___ MATERIAL PROVIDED
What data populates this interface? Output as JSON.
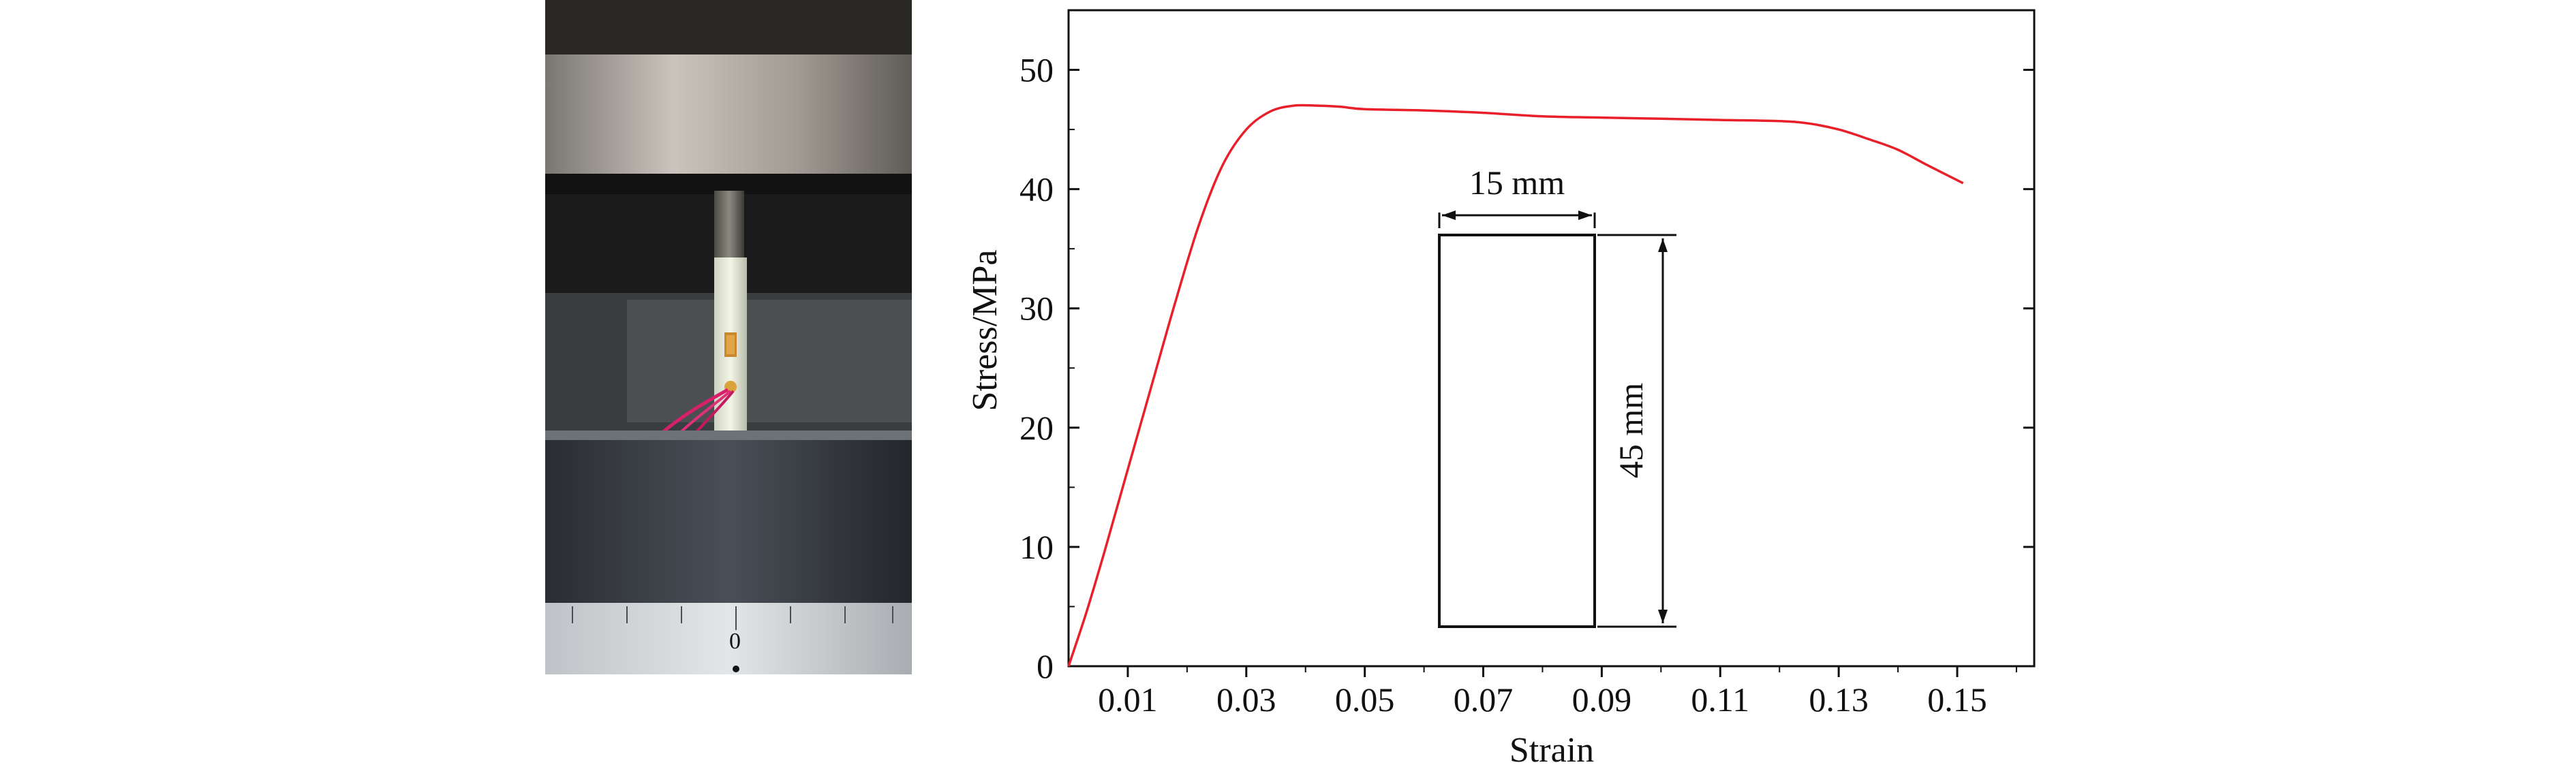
{
  "photo": {
    "description_icon": "compression-test-photo",
    "dial_label": "0"
  },
  "chart_data": {
    "type": "line",
    "title": "",
    "xlabel": "Strain",
    "ylabel": "Stress/MPa",
    "xlim": [
      0,
      0.163
    ],
    "ylim": [
      0,
      55
    ],
    "x_ticks": [
      0.01,
      0.03,
      0.05,
      0.07,
      0.09,
      0.11,
      0.13,
      0.15
    ],
    "x_tick_labels": [
      "0.01",
      "0.03",
      "0.05",
      "0.07",
      "0.09",
      "0.11",
      "0.13",
      "0.15"
    ],
    "y_ticks": [
      0,
      10,
      20,
      30,
      40,
      50
    ],
    "y_tick_labels": [
      "0",
      "10",
      "20",
      "30",
      "40",
      "50"
    ],
    "grid": false,
    "legend": "none",
    "series": [
      {
        "color": "#e8202a",
        "x": [
          0.0,
          0.003,
          0.006,
          0.01,
          0.014,
          0.018,
          0.022,
          0.026,
          0.03,
          0.034,
          0.038,
          0.042,
          0.046,
          0.05,
          0.06,
          0.07,
          0.08,
          0.09,
          0.1,
          0.11,
          0.12,
          0.125,
          0.13,
          0.135,
          0.14,
          0.145,
          0.151
        ],
        "y": [
          0.0,
          4.5,
          9.5,
          16.5,
          23.5,
          30.5,
          37.0,
          42.0,
          45.0,
          46.5,
          47.0,
          47.0,
          46.9,
          46.7,
          46.6,
          46.4,
          46.1,
          46.0,
          45.9,
          45.8,
          45.7,
          45.5,
          45.0,
          44.2,
          43.3,
          42.0,
          40.5
        ]
      }
    ],
    "inset": {
      "width_label": "15 mm",
      "height_label": "45 mm"
    }
  }
}
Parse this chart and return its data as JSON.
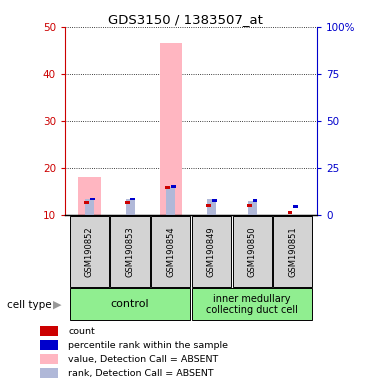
______
YOUR OBJECTIVE
Retype all entries exactly as they appear, dropping the images.

SOLUTION BELOW
What data populates this interface? Output as JSON.
{
  "photo": {
    "description_icon": "compression-test-photo",
    "dial_label": "0"
  },
  "chart_data": {
    "type": "line",
    "title": "",
    "xlabel": "Strain",
    "ylabel": "Stress/MPa",
    "xlim": [
      0,
      0.163
    ],
    "ylim": [
      0,
      55
    ],
    "x_ticks": [
      0.01,
      0.03,
      0.05,
      0.07,
      0.09,
      0.11,
      0.13,
      0.15
    ],
    "x_tick_labels": [
      "0.01",
      "0.03",
      "0.05",
      "0.07",
      "0.09",
      "0.11",
      "0.13",
      "0.15"
    ],
    "y_ticks": [
      0,
      10,
      20,
      30,
      40,
      50
    ],
    "y_tick_labels": [
      "0",
      "10",
      "20",
      "30",
      "40",
      "50"
    ],
    "grid": false,
    "legend": "none",
    "series": [
      {
        "color": "#e8202a",
        "x": [
          0.0,
          0.003,
          0.006,
          0.01,
          0.014,
          0.018,
          0.022,
          0.026,
          0.03,
          0.034,
          0.038,
          0.042,
          0.046,
          0.05,
          0.06,
          0.07,
          0.08,
          0.09,
          0.1,
          0.11,
          0.12,
          0.125,
          0.13,
          0.135,
          0.14,
          0.145,
          0.151
        ],
        "y": [
          0.0,
          4.5,
          9.5,
          16.5,
          23.5,
          30.5,
          37.0,
          42.0,
          45.0,
          46.5,
          47.0,
          47.0,
          46.9,
          46.7,
          46.6,
          46.4,
          46.1,
          46.0,
          45.9,
          45.8,
          45.7,
          45.5,
          45.0,
          44.2,
          43.3,
          42.0,
          40.5
        ]
      }
    ],
    "inset": {
      "width_label": "15 mm",
      "height_label": "45 mm"
    }
  }
}
Parse this chart and return its data as JSON.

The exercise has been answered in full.